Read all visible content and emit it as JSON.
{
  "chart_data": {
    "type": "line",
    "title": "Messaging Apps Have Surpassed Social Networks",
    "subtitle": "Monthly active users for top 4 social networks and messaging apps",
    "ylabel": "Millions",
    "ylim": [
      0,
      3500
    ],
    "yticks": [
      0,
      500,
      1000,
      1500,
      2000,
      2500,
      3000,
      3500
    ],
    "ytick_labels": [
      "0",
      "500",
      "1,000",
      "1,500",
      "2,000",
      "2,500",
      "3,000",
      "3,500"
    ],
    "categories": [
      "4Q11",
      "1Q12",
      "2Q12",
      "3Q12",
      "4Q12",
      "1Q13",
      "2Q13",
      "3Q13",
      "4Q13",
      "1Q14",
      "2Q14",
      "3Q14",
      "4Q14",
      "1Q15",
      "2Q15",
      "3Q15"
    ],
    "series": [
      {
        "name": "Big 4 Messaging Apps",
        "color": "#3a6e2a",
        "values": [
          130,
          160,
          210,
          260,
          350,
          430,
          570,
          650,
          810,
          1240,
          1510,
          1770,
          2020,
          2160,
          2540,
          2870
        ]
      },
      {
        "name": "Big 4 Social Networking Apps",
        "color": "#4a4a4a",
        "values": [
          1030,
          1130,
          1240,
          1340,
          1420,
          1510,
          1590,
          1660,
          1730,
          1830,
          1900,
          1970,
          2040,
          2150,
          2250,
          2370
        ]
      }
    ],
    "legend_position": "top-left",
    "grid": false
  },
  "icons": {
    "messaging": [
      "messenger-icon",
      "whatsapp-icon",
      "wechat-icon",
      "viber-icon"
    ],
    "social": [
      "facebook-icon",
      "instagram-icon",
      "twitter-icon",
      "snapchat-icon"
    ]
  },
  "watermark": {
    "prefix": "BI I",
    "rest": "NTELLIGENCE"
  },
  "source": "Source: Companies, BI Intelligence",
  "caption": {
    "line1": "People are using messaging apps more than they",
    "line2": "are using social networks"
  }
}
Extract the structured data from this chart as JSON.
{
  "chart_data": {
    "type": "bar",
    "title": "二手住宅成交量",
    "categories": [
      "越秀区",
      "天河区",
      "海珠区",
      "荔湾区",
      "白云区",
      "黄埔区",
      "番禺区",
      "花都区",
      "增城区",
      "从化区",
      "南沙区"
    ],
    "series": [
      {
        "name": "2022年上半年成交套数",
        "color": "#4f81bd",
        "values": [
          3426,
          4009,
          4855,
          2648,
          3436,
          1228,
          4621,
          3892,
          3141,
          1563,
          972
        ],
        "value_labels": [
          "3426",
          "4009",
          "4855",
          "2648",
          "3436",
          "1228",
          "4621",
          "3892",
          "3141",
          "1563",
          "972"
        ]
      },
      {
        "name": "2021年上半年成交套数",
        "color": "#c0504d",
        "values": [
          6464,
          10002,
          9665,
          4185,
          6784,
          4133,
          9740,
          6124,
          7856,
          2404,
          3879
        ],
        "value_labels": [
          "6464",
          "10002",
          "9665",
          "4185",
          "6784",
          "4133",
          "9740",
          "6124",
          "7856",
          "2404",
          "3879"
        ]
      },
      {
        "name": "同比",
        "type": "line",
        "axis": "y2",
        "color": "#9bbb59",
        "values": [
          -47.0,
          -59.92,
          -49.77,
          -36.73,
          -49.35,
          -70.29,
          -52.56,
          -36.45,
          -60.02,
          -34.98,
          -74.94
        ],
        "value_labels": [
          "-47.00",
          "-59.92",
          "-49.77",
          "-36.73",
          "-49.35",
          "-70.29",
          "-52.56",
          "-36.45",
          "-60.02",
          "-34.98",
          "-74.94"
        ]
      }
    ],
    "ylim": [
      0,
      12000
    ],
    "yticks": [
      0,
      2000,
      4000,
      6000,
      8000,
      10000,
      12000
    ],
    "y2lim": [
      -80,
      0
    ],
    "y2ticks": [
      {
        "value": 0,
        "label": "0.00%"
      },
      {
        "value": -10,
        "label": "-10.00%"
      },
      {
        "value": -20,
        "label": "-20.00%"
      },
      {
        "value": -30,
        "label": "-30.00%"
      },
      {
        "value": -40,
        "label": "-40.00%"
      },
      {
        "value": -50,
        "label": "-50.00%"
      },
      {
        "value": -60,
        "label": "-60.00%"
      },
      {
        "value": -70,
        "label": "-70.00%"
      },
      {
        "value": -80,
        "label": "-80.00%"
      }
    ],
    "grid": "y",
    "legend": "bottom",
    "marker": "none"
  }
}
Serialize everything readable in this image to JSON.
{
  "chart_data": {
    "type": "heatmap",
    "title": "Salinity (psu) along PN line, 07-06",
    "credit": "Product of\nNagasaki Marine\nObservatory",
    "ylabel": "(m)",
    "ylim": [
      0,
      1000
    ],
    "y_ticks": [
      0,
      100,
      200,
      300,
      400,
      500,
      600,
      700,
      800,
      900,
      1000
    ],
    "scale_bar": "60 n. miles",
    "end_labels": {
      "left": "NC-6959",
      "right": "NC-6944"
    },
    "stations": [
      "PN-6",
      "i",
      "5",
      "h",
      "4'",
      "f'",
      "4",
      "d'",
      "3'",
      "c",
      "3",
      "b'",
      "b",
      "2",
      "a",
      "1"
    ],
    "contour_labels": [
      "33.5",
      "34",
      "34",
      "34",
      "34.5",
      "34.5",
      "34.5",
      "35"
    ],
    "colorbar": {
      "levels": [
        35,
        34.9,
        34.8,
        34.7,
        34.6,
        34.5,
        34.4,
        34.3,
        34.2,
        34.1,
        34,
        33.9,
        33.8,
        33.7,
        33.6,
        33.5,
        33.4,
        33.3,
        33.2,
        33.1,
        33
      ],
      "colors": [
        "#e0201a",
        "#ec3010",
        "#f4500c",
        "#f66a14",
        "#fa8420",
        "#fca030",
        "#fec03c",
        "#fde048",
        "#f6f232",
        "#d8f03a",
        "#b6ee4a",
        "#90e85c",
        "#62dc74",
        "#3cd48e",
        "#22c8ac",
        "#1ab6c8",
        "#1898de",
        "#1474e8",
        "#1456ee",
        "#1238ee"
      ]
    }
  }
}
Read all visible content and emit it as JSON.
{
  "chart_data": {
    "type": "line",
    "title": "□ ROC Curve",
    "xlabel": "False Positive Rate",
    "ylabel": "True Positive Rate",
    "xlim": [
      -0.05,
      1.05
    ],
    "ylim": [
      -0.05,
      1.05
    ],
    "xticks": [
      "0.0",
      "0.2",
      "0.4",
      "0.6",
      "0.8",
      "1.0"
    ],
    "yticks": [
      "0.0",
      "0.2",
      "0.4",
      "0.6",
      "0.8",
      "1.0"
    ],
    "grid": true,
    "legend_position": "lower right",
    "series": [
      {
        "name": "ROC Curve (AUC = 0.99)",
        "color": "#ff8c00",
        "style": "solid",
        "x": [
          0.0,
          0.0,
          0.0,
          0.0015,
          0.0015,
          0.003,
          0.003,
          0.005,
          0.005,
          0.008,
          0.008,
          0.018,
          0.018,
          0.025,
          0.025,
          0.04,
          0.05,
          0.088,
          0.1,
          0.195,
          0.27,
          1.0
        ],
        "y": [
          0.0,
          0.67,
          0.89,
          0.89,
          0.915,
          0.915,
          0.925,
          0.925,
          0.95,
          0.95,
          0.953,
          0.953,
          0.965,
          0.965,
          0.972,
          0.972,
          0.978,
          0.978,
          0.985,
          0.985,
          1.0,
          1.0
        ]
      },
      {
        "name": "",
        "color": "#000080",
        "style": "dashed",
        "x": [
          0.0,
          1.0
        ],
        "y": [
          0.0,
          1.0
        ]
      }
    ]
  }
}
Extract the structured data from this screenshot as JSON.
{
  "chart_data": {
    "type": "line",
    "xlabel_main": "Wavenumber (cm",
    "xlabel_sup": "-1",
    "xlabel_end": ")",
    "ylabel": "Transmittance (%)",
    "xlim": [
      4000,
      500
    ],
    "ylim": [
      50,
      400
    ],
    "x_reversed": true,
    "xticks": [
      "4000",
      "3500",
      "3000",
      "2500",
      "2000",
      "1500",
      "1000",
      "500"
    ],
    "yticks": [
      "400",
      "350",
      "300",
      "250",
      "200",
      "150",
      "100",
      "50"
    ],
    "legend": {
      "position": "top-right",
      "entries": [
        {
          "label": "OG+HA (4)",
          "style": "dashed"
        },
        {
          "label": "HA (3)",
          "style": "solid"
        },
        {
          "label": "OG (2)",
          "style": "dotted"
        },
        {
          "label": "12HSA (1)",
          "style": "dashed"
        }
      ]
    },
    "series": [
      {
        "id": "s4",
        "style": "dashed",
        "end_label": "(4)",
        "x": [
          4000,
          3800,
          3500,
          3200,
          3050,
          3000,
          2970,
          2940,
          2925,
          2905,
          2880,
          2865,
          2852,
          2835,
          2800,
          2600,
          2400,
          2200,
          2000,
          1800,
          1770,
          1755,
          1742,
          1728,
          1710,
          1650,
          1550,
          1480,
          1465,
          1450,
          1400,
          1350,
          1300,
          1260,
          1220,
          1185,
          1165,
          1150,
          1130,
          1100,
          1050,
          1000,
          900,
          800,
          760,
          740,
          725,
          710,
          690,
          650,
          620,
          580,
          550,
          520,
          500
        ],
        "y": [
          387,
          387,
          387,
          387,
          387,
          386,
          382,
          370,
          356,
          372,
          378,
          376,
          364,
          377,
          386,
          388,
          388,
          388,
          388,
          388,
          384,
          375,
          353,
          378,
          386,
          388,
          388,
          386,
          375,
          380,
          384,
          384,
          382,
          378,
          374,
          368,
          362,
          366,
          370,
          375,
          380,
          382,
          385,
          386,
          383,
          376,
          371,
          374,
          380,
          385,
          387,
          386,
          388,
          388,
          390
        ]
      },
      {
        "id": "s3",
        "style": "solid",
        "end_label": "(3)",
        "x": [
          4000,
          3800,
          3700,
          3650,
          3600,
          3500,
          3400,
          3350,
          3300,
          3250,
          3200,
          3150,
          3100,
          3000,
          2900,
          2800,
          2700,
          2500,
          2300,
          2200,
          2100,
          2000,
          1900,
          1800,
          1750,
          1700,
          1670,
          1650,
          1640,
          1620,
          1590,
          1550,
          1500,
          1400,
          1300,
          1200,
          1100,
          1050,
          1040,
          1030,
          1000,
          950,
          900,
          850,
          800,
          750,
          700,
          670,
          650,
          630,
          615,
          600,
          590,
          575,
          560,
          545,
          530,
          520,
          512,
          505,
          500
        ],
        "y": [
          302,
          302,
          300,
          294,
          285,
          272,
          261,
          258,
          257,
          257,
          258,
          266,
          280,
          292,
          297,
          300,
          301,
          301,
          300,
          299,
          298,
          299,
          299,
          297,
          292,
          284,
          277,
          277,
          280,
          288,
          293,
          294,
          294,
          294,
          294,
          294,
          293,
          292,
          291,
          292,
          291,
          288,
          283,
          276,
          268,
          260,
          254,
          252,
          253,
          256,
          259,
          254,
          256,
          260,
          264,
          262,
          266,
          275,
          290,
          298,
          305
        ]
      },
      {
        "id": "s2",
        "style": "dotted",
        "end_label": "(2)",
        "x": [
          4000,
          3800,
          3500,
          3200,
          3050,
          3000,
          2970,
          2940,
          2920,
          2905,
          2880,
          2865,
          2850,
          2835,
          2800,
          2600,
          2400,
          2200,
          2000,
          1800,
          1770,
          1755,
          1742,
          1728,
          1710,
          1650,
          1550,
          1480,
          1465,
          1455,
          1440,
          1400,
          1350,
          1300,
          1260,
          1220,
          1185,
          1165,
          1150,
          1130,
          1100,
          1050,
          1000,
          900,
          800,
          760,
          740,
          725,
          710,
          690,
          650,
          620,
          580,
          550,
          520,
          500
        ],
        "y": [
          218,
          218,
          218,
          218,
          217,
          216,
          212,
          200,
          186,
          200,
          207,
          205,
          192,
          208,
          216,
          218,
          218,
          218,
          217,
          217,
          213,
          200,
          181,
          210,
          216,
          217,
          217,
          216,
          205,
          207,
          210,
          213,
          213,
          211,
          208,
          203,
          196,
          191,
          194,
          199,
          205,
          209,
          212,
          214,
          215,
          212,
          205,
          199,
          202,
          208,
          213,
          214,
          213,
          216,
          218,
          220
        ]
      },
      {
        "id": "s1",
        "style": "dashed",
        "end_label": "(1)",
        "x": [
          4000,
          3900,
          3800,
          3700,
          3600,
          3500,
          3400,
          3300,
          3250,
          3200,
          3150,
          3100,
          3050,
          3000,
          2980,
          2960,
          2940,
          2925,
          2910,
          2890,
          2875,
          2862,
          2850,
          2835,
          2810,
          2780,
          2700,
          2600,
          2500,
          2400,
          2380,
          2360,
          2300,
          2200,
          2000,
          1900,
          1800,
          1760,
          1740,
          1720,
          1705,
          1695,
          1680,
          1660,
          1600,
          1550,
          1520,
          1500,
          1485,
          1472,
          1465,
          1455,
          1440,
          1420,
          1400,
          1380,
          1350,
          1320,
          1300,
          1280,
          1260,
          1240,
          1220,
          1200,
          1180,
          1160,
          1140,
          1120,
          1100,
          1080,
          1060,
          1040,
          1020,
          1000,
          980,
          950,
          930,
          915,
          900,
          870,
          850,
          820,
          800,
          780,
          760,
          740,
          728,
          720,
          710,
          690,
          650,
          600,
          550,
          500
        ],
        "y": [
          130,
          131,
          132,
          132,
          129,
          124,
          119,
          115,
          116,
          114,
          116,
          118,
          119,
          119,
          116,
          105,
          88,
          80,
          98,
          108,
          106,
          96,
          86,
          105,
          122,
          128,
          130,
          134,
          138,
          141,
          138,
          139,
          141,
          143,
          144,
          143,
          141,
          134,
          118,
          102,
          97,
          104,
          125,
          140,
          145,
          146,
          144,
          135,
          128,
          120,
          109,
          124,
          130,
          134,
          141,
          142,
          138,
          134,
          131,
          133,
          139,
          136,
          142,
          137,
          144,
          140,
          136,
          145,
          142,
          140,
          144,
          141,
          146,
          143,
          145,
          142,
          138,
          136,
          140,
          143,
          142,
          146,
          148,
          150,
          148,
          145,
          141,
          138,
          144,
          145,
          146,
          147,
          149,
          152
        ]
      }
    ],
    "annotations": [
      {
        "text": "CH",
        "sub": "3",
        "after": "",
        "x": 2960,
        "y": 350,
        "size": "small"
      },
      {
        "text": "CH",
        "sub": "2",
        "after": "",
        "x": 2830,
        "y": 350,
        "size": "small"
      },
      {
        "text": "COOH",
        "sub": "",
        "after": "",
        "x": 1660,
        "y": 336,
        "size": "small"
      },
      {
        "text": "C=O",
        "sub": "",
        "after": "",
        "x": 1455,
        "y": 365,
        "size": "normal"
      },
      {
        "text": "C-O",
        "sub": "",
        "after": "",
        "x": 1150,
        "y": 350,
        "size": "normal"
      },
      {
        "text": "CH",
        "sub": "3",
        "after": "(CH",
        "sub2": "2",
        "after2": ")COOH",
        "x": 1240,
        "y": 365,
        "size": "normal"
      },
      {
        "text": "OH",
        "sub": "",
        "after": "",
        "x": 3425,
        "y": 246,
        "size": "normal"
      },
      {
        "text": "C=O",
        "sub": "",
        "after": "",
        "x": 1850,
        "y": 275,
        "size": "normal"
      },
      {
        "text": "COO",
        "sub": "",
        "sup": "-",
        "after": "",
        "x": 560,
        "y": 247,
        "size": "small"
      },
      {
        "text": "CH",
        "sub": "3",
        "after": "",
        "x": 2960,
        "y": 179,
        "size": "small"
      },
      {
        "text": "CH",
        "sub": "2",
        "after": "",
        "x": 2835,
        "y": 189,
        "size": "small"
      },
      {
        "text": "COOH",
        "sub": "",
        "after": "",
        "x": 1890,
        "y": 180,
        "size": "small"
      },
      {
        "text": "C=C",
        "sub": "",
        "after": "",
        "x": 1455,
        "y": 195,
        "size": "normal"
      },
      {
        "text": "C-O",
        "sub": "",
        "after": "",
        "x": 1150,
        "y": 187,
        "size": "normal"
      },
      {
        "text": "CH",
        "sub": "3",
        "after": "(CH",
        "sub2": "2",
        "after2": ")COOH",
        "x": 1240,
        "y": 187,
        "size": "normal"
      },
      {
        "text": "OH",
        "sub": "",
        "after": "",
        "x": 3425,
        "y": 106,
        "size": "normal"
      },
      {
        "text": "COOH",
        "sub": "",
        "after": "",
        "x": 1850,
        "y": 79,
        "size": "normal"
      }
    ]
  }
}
________
Of the lines in the data, how many contain the word "structured"? Provide the number and nothing further.

→ **Full answer**
2